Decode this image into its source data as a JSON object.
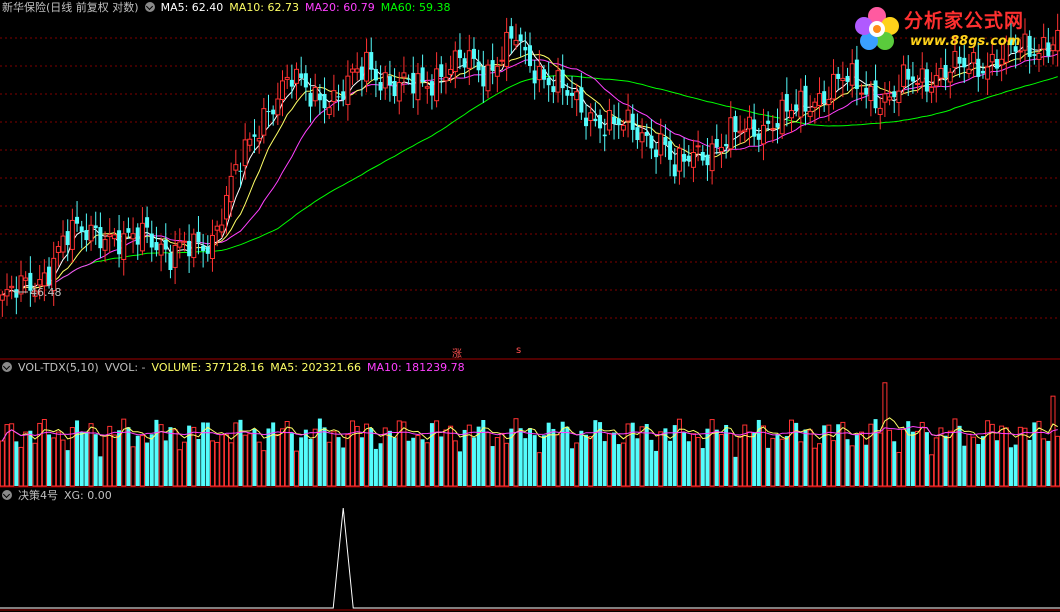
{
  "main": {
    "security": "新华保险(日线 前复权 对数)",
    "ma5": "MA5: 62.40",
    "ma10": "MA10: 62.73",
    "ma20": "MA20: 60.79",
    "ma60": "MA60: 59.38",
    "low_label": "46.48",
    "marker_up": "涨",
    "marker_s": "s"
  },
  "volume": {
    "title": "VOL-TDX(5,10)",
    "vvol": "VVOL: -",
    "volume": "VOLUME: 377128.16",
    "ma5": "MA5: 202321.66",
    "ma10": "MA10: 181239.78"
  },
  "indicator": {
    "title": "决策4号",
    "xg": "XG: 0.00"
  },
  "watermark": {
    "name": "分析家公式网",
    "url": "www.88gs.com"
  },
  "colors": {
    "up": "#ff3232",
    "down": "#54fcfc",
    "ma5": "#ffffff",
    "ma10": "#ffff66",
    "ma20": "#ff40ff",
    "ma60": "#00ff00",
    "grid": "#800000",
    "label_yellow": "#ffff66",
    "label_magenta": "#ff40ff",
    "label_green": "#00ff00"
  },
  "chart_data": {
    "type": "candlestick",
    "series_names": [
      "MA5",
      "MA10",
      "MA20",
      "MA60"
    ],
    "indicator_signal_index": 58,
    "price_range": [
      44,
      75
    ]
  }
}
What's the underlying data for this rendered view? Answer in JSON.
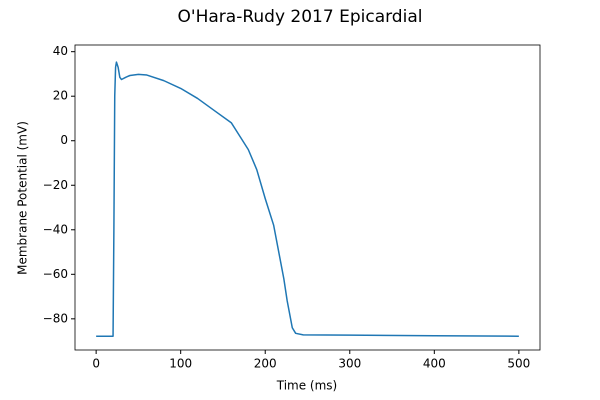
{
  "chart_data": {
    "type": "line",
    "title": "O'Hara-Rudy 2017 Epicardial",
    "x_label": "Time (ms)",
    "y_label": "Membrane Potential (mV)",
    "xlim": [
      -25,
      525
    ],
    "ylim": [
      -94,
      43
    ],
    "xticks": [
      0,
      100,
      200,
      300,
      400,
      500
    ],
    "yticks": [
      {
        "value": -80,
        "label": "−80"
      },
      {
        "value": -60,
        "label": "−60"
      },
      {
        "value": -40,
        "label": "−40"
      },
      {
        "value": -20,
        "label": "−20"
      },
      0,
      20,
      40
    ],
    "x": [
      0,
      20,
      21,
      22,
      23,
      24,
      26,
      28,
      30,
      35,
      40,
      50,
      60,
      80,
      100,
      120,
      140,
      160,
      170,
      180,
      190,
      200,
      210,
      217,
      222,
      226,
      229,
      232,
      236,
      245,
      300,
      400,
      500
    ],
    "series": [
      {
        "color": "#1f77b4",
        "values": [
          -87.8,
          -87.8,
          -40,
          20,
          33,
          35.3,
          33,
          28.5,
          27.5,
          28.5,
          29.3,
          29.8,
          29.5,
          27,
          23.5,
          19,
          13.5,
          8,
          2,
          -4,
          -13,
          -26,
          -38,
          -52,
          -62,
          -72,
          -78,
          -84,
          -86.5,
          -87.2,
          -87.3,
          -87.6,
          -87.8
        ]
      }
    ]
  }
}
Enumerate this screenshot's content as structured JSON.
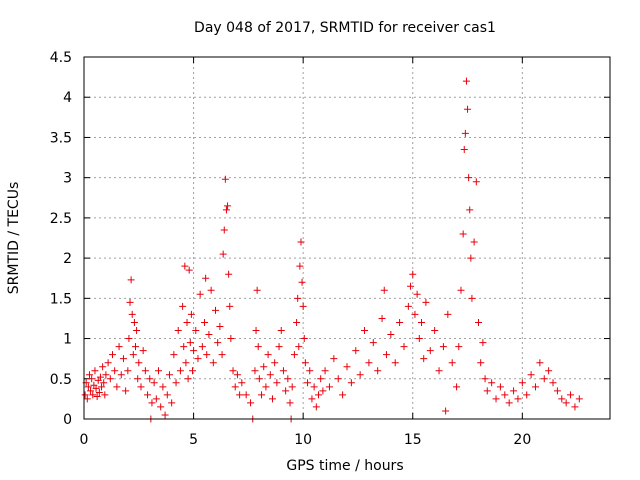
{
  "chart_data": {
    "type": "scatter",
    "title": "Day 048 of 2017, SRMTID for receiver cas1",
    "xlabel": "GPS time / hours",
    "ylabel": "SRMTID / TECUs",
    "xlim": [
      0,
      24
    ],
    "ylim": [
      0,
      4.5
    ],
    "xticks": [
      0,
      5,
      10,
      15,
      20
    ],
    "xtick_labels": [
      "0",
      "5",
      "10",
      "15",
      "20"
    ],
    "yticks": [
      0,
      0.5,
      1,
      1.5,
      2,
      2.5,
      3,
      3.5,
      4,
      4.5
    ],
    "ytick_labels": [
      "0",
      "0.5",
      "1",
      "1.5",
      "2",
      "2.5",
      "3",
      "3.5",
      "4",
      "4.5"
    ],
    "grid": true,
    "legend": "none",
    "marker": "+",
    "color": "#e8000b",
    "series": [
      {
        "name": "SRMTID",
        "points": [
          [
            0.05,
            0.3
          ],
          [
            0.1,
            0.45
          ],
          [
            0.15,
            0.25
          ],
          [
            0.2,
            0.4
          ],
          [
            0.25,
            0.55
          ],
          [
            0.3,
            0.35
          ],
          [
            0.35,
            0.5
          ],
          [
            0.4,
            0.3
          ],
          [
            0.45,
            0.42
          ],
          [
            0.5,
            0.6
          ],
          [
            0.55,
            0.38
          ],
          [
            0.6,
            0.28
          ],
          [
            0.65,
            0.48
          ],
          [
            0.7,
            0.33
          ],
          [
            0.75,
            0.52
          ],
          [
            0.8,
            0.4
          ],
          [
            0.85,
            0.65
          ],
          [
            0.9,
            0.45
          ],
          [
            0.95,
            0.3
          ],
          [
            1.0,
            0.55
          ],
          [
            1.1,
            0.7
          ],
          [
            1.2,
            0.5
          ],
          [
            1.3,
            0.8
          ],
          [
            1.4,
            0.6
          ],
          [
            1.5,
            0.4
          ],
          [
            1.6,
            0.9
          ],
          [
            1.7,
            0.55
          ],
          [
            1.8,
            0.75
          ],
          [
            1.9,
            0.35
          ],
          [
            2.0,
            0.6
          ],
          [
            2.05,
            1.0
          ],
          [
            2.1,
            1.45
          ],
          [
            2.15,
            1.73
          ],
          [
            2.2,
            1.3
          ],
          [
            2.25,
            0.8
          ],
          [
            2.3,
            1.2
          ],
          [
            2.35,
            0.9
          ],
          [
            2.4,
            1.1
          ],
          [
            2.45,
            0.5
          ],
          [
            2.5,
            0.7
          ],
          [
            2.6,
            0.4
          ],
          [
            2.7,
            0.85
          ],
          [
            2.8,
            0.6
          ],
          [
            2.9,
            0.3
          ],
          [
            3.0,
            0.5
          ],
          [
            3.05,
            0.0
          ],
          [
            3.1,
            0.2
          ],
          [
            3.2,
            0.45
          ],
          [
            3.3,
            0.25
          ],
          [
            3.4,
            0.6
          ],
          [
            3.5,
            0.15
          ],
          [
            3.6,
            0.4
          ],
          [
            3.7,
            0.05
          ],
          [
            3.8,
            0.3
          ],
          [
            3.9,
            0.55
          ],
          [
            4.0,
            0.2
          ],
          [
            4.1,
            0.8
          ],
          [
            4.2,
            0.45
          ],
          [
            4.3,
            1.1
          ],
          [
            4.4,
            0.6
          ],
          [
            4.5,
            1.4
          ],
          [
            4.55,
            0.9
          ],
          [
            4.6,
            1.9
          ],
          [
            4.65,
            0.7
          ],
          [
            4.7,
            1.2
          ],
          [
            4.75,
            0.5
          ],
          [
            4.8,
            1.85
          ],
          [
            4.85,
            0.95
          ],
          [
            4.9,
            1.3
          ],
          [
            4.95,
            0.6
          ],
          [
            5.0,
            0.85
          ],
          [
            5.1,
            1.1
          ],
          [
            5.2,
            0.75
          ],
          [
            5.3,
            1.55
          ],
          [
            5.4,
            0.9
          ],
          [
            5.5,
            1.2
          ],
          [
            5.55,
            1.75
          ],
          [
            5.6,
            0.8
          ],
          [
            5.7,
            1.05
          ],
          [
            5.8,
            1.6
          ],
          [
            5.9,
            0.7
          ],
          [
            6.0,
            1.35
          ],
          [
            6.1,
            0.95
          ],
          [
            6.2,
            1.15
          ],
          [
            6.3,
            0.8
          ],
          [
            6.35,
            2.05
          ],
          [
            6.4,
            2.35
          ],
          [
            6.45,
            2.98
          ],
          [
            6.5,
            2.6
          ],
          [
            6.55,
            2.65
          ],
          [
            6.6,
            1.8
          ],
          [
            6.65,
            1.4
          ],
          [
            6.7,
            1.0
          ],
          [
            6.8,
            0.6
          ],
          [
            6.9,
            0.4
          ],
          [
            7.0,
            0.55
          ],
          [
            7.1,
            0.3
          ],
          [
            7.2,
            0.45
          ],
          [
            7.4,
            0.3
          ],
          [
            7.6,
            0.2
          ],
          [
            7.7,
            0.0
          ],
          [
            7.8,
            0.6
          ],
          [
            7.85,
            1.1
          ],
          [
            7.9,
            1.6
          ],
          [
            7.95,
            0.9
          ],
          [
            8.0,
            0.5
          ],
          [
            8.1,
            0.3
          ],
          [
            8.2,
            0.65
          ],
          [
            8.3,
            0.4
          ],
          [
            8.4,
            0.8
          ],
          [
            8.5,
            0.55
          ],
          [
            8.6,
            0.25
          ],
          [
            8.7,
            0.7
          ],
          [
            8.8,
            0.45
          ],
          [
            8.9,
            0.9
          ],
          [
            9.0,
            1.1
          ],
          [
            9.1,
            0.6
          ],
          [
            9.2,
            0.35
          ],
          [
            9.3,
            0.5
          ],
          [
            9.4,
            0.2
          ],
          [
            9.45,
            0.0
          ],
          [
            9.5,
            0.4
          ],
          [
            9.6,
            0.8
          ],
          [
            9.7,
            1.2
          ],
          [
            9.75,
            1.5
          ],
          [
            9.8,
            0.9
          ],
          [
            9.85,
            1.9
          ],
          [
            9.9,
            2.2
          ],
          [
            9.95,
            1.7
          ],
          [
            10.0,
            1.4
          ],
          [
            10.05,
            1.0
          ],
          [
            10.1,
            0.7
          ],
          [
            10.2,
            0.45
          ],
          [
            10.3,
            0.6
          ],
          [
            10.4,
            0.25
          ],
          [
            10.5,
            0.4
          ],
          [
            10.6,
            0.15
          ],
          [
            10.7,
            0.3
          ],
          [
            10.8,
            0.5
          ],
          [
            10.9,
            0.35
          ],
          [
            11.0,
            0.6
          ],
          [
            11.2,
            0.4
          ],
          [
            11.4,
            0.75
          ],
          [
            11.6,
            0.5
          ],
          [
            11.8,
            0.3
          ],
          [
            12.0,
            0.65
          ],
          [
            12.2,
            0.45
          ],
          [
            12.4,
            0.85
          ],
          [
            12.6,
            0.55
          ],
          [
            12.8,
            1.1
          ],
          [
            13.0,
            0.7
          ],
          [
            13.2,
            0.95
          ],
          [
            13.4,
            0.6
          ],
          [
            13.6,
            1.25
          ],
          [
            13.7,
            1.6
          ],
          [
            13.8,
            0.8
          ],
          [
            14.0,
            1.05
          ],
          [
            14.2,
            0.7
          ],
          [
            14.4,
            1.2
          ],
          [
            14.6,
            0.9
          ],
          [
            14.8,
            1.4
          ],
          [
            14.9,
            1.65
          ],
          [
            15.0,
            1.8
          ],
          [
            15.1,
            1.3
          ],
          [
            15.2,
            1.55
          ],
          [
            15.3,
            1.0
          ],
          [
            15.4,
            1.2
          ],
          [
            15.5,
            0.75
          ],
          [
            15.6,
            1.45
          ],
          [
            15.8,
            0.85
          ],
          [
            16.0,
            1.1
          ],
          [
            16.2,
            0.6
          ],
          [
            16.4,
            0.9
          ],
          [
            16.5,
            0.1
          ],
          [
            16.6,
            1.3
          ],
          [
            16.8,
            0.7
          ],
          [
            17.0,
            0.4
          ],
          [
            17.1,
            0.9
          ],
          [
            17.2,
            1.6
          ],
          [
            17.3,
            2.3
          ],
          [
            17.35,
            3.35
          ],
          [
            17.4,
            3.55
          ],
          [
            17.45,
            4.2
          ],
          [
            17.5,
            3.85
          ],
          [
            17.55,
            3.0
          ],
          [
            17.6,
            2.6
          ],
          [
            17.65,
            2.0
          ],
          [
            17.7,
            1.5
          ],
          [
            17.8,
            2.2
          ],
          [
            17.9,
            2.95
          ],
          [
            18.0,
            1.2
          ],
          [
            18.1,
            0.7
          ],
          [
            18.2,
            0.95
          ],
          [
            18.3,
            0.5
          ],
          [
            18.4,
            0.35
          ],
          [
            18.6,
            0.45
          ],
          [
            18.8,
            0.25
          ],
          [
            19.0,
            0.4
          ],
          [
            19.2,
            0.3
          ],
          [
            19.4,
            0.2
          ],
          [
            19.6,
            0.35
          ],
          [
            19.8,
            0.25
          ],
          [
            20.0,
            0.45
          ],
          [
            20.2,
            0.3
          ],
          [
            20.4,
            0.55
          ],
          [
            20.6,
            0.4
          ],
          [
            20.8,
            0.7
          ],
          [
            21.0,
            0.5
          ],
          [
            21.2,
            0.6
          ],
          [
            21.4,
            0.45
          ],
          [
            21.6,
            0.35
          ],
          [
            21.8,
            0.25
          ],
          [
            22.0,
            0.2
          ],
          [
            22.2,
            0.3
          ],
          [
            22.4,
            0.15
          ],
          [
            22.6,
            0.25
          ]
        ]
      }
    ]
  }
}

# Short task
Show, from the listing above, each line that contains the word "this".

# Task output
Decode this image into its source data as a JSON object.
What's the underlying data for this rendered view? Answer in JSON.
Enumerate this screenshot's content as structured JSON.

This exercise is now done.